→ **Challenge**:
Which lines include the word "xlabel"? Copy each of them.

[Source records start]

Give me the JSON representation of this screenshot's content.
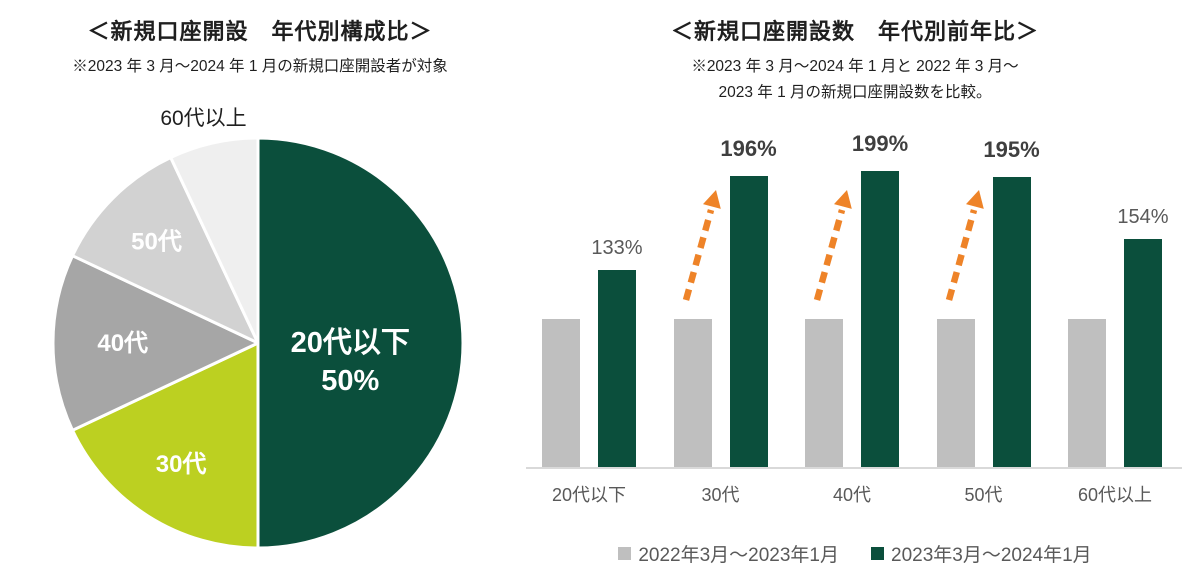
{
  "chart_data": [
    {
      "type": "pie",
      "title": "＜新規口座開設　年代別構成比＞",
      "subtitle": "※2023 年 3 月～2024 年 1 月の新規口座開設者が対象",
      "slices": [
        {
          "label": "20代以下",
          "value_pct": 50,
          "shown_value": "50%",
          "color": "#0B4F3C"
        },
        {
          "label": "30代",
          "value_pct": 18,
          "color": "#BCD021"
        },
        {
          "label": "40代",
          "value_pct": 14,
          "color": "#A6A6A6"
        },
        {
          "label": "50代",
          "value_pct": 11,
          "color": "#D2D2D2"
        },
        {
          "label": "60代以上",
          "value_pct": 7,
          "color": "#EFEFEF"
        }
      ]
    },
    {
      "type": "bar",
      "title": "＜新規口座開設数　年代別前年比＞",
      "subtitle_lines": [
        "※2023 年 3 月～2024 年 1 月と 2022 年 3 月～",
        "2023 年 1 月の新規口座開設数を比較。"
      ],
      "categories": [
        "20代以下",
        "30代",
        "40代",
        "50代",
        "60代以上"
      ],
      "series": [
        {
          "name": "2022年3月～2023年1月",
          "color": "#BFBFBF",
          "values": [
            100,
            100,
            100,
            100,
            100
          ]
        },
        {
          "name": "2023年3月～2024年1月",
          "color": "#0B4F3C",
          "values": [
            133,
            196,
            199,
            195,
            154
          ]
        }
      ],
      "value_labels": [
        "133%",
        "196%",
        "199%",
        "195%",
        "154%"
      ],
      "emphasized_labels": [
        false,
        true,
        true,
        true,
        false
      ],
      "arrow_category_indices": [
        1,
        2,
        3
      ],
      "arrow_color": "#EE8328",
      "axis_line_color": "#D9D9D9",
      "legend_position": "bottom"
    }
  ]
}
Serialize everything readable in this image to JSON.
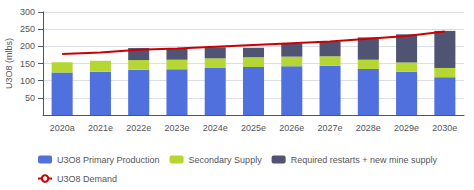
{
  "chart_data": {
    "type": "bar",
    "stacked": true,
    "ylabel": "U3O8 (mlbs)",
    "categories": [
      "2020a",
      "2021e",
      "2022e",
      "2023e",
      "2024e",
      "2025e",
      "2026e",
      "2027e",
      "2028e",
      "2029e",
      "2030e"
    ],
    "series": [
      {
        "name": "U3O8 Primary Production",
        "type": "bar",
        "values": [
          124,
          126,
          132,
          133,
          137,
          140,
          142,
          143,
          134,
          126,
          110
        ]
      },
      {
        "name": "Secondary Supply",
        "type": "bar",
        "values": [
          30,
          32,
          28,
          28,
          28,
          28,
          28,
          28,
          27,
          27,
          27
        ]
      },
      {
        "name": "Required restarts + new mine supply",
        "type": "bar",
        "values": [
          0,
          0,
          35,
          32,
          32,
          28,
          38,
          42,
          65,
          82,
          108
        ]
      },
      {
        "name": "U3O8 Demand",
        "type": "line",
        "color": "#cc0000",
        "values": [
          178,
          182,
          190,
          194,
          199,
          204,
          209,
          214,
          222,
          230,
          243
        ]
      }
    ],
    "ylim": [
      0,
      300
    ],
    "yticks": [
      50,
      100,
      150,
      200,
      250,
      300
    ],
    "grid": true,
    "legend": "bottom"
  }
}
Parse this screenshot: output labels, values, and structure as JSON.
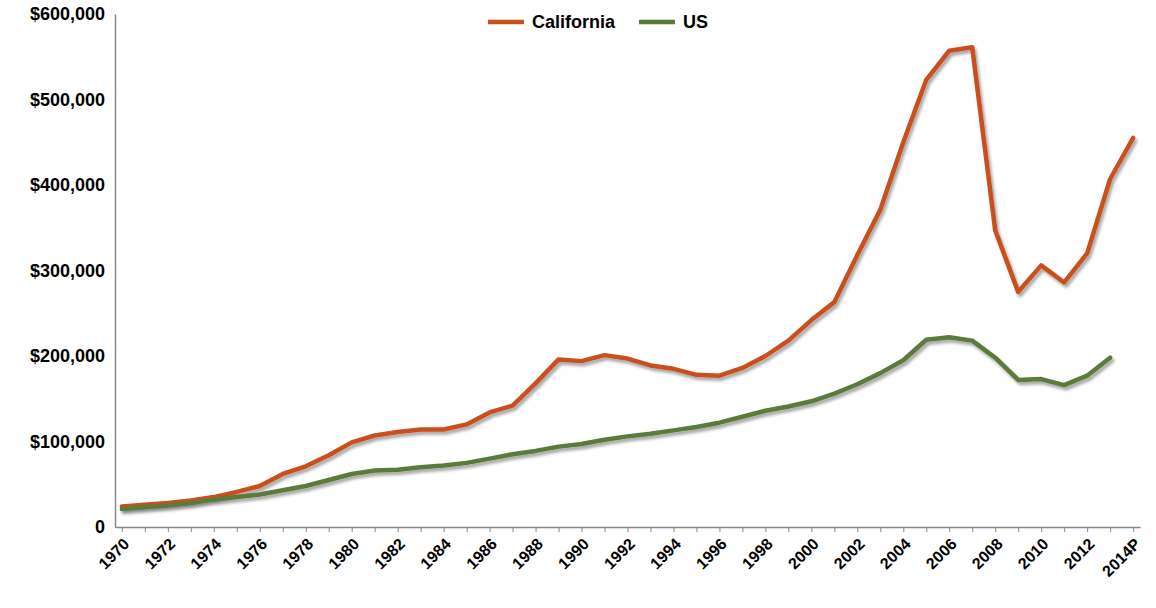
{
  "chart_data": {
    "type": "line",
    "categories": [
      "1970",
      null,
      "1972",
      null,
      "1974",
      null,
      "1976",
      null,
      "1978",
      null,
      "1980",
      null,
      "1982",
      null,
      "1984",
      null,
      "1986",
      null,
      "1988",
      null,
      "1990",
      null,
      "1992",
      null,
      "1994",
      null,
      "1996",
      null,
      "1998",
      null,
      "2000",
      null,
      "2002",
      null,
      "2004",
      null,
      "2006",
      null,
      "2008",
      null,
      "2010",
      null,
      "2012",
      null,
      "2014P"
    ],
    "series": [
      {
        "name": "California",
        "color": "#c9501c",
        "values": [
          24000,
          26000,
          28000,
          31000,
          35000,
          41000,
          48000,
          62000,
          71000,
          84000,
          99000,
          107000,
          111000,
          114000,
          114000,
          120000,
          134000,
          142000,
          168000,
          196000,
          194000,
          201000,
          197000,
          189000,
          185000,
          178000,
          177000,
          186000,
          200000,
          218000,
          242000,
          263000,
          318000,
          371000,
          450000,
          523000,
          557000,
          561000,
          347000,
          275000,
          306000,
          286000,
          320000,
          407000,
          455000
        ]
      },
      {
        "name": "US",
        "color": "#5b7a3a",
        "values": [
          21000,
          23000,
          25000,
          28000,
          32000,
          35000,
          38000,
          43000,
          48000,
          55000,
          62000,
          66000,
          67000,
          70000,
          72000,
          75000,
          80000,
          85000,
          89000,
          94000,
          97000,
          102000,
          106000,
          109000,
          113000,
          117000,
          122000,
          129000,
          136000,
          141000,
          147000,
          156000,
          167000,
          180000,
          195000,
          219000,
          222000,
          218000,
          198000,
          172000,
          173000,
          166000,
          177000,
          198000,
          null
        ]
      }
    ],
    "ylim": [
      0,
      600000
    ],
    "yticks": [
      0,
      {
        "value": 100000,
        "label": "$100,000"
      },
      {
        "value": 200000,
        "label": "$200,000"
      },
      {
        "value": 300000,
        "label": "$300,000"
      },
      {
        "value": 400000,
        "label": "$400,000"
      },
      {
        "value": 500000,
        "label": "$500,000"
      },
      {
        "value": 600000,
        "label": "$600,000"
      }
    ],
    "grid": false,
    "legend": "top"
  }
}
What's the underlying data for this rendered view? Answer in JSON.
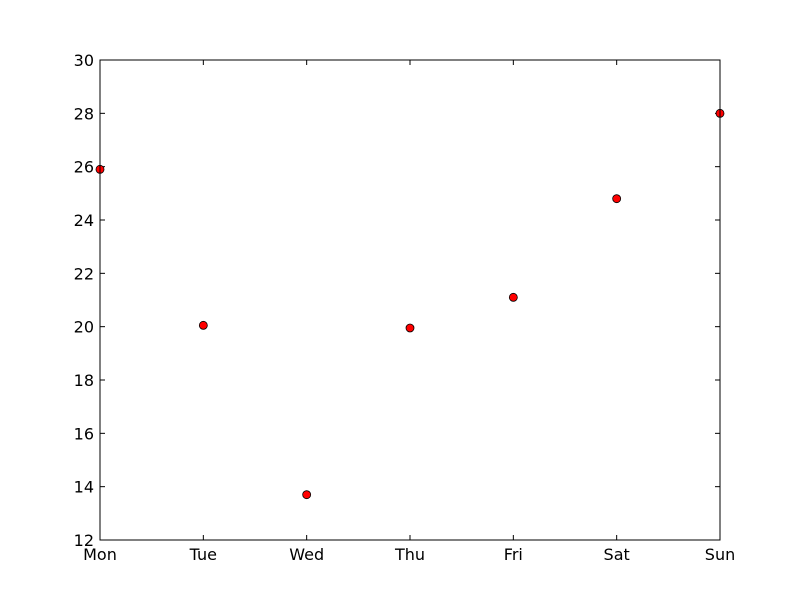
{
  "chart_data": {
    "type": "scatter",
    "title": "",
    "xlabel": "",
    "ylabel": "",
    "categories": [
      "Mon",
      "Tue",
      "Wed",
      "Thu",
      "Fri",
      "Sat",
      "Sun"
    ],
    "series": [
      {
        "values": [
          25.9,
          20.05,
          13.7,
          19.95,
          21.1,
          24.8,
          28.0
        ],
        "color": "#ff0000"
      }
    ],
    "ylim": [
      12,
      30
    ],
    "yticks": [
      "12",
      "14",
      "16",
      "18",
      "20",
      "22",
      "24",
      "26",
      "28",
      "30"
    ],
    "grid": false,
    "legend": "none",
    "marker": "circle"
  }
}
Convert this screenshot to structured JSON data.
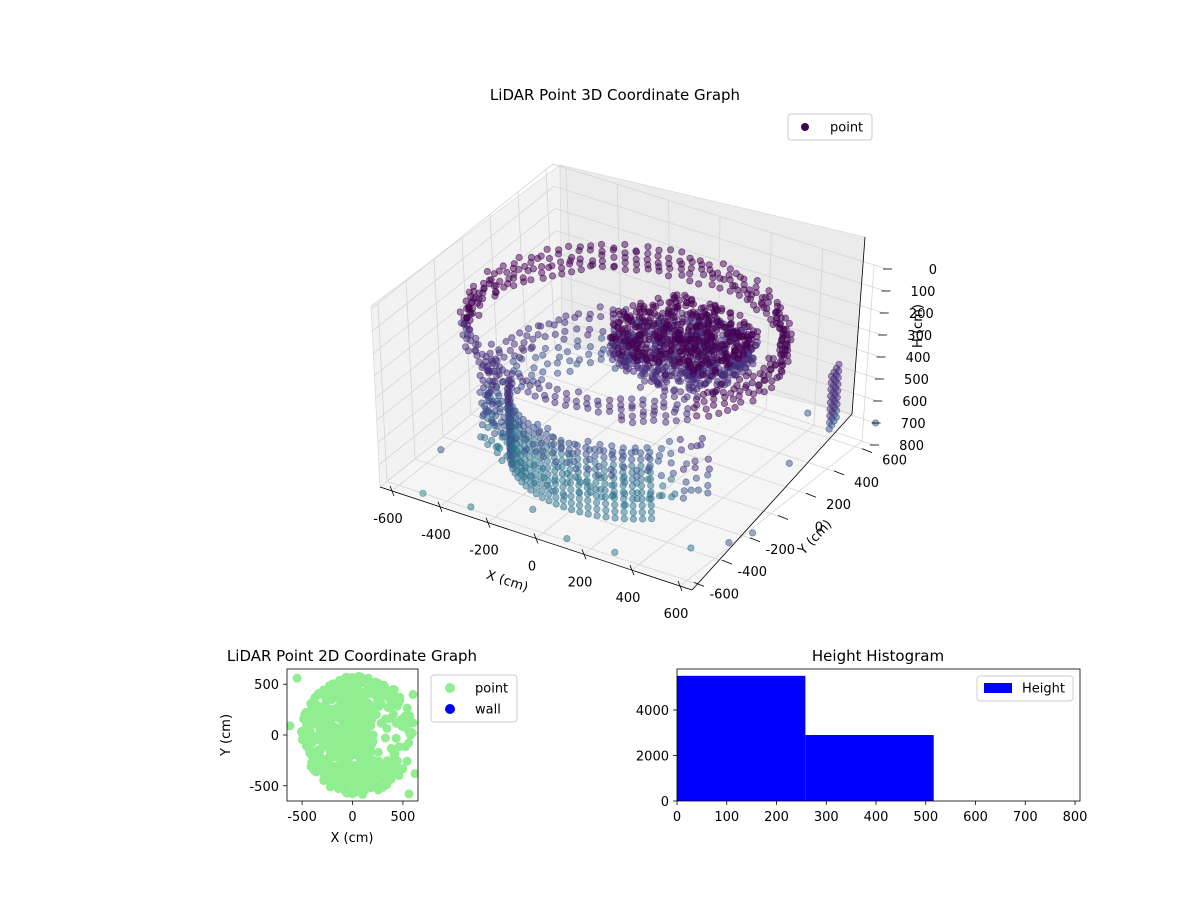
{
  "chart_data": [
    {
      "type": "scatter",
      "title": "LiDAR Point 3D Coordinate Graph",
      "projection": "3d",
      "xlabel": "X (cm)",
      "ylabel": "Y (cm)",
      "zlabel": "H (cm)",
      "xlim": [
        -650,
        650
      ],
      "ylim": [
        -650,
        650
      ],
      "zlim": [
        800,
        0
      ],
      "z_axis_inverted": true,
      "xticks": [
        "-600",
        "-400",
        "-200",
        "0",
        "200",
        "400",
        "600"
      ],
      "yticks": [
        "-600",
        "-400",
        "-200",
        "0",
        "200",
        "400",
        "600"
      ],
      "zticks": [
        "0",
        "100",
        "200",
        "300",
        "400",
        "500",
        "600",
        "700",
        "800"
      ],
      "grid": true,
      "legend": {
        "placement": "upper right",
        "entries": [
          "point"
        ]
      },
      "series": [
        {
          "name": "point",
          "color": "#440154",
          "colormap": "viridis",
          "description_of_clusters": [
            {
              "shape": "ring",
              "radius": 560,
              "h_min": 150,
              "h_max": 250
            },
            {
              "shape": "dense_core",
              "center": [
                150,
                150
              ],
              "radius": 250,
              "h_min": 200,
              "h_max": 350
            },
            {
              "shape": "partial_ring",
              "radius": 500,
              "h_min": 400,
              "h_max": 700
            },
            {
              "shape": "vertical_columns",
              "h_min": 450,
              "h_max": 800
            },
            {
              "shape": "outliers",
              "h_min": 700,
              "h_max": 800
            }
          ]
        }
      ]
    },
    {
      "type": "scatter",
      "title": "LiDAR Point 2D Coordinate Graph",
      "xlabel": "X (cm)",
      "ylabel": "Y (cm)",
      "xlim": [
        -650,
        650
      ],
      "ylim": [
        -650,
        650
      ],
      "xticks": [
        "-500",
        "0",
        "500"
      ],
      "yticks": [
        "-500",
        "0",
        "500"
      ],
      "legend": {
        "placement": "outside right",
        "entries": [
          "point",
          "wall"
        ]
      },
      "series": [
        {
          "name": "point",
          "color": "#90ee90"
        },
        {
          "name": "wall",
          "color": "#0000ff"
        }
      ]
    },
    {
      "type": "bar",
      "title": "Height Histogram",
      "xlim": [
        0,
        810
      ],
      "ylim": [
        0,
        5800
      ],
      "xticks": [
        "0",
        "100",
        "200",
        "300",
        "400",
        "500",
        "600",
        "700",
        "800"
      ],
      "yticks": [
        "0",
        "2000",
        "4000"
      ],
      "legend": {
        "placement": "upper right",
        "entries": [
          "Height"
        ]
      },
      "series": [
        {
          "name": "Height",
          "color": "#0000ff",
          "bins": [
            0,
            258,
            516,
            774
          ],
          "values": [
            5500,
            2900,
            0
          ]
        }
      ]
    }
  ]
}
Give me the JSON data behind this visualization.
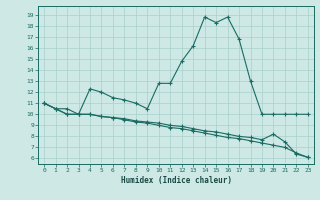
{
  "xlabel": "Humidex (Indice chaleur)",
  "background_color": "#cde8e5",
  "grid_color": "#a8d0cc",
  "line_color": "#1a6b62",
  "x_ticks": [
    0,
    1,
    2,
    3,
    4,
    5,
    6,
    7,
    8,
    9,
    10,
    11,
    12,
    13,
    14,
    15,
    16,
    17,
    18,
    19,
    20,
    21,
    22,
    23
  ],
  "y_ticks": [
    6,
    7,
    8,
    9,
    10,
    11,
    12,
    13,
    14,
    15,
    16,
    17,
    18,
    19
  ],
  "ylim": [
    5.5,
    19.8
  ],
  "xlim": [
    -0.5,
    23.5
  ],
  "line1_x": [
    0,
    1,
    2,
    3,
    4,
    5,
    6,
    7,
    8,
    9,
    10,
    11,
    12,
    13,
    14,
    15,
    16,
    17,
    18,
    19,
    20,
    21,
    22,
    23
  ],
  "line1_y": [
    11.0,
    10.5,
    10.5,
    10.0,
    12.3,
    12.0,
    11.5,
    11.3,
    11.0,
    10.5,
    12.8,
    12.8,
    14.8,
    16.2,
    18.8,
    18.3,
    18.8,
    16.8,
    13.0,
    10.0,
    10.0,
    10.0,
    10.0,
    10.0
  ],
  "line2_x": [
    0,
    1,
    2,
    3,
    4,
    5,
    6,
    7,
    8,
    9,
    10,
    11,
    12,
    13,
    14,
    15,
    16,
    17,
    18,
    19,
    20,
    21,
    22,
    23
  ],
  "line2_y": [
    11.0,
    10.5,
    10.0,
    10.0,
    10.0,
    9.8,
    9.7,
    9.6,
    9.4,
    9.3,
    9.2,
    9.0,
    8.9,
    8.7,
    8.5,
    8.4,
    8.2,
    8.0,
    7.9,
    7.7,
    8.2,
    7.5,
    6.4,
    6.1
  ],
  "line3_x": [
    0,
    1,
    2,
    3,
    4,
    5,
    6,
    7,
    8,
    9,
    10,
    11,
    12,
    13,
    14,
    15,
    16,
    17,
    18,
    19,
    20,
    21,
    22,
    23
  ],
  "line3_y": [
    11.0,
    10.5,
    10.0,
    10.0,
    10.0,
    9.8,
    9.7,
    9.5,
    9.3,
    9.2,
    9.0,
    8.8,
    8.7,
    8.5,
    8.3,
    8.1,
    7.9,
    7.8,
    7.6,
    7.4,
    7.2,
    7.0,
    6.5,
    6.1
  ]
}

[Source records end]

→ **Task solution**:
    "xlabel": "",
      "xlabel": "X (cm)",
      "xlabel": "X (cm)",
  "xlabel": "Humidex (Indice chaleur)",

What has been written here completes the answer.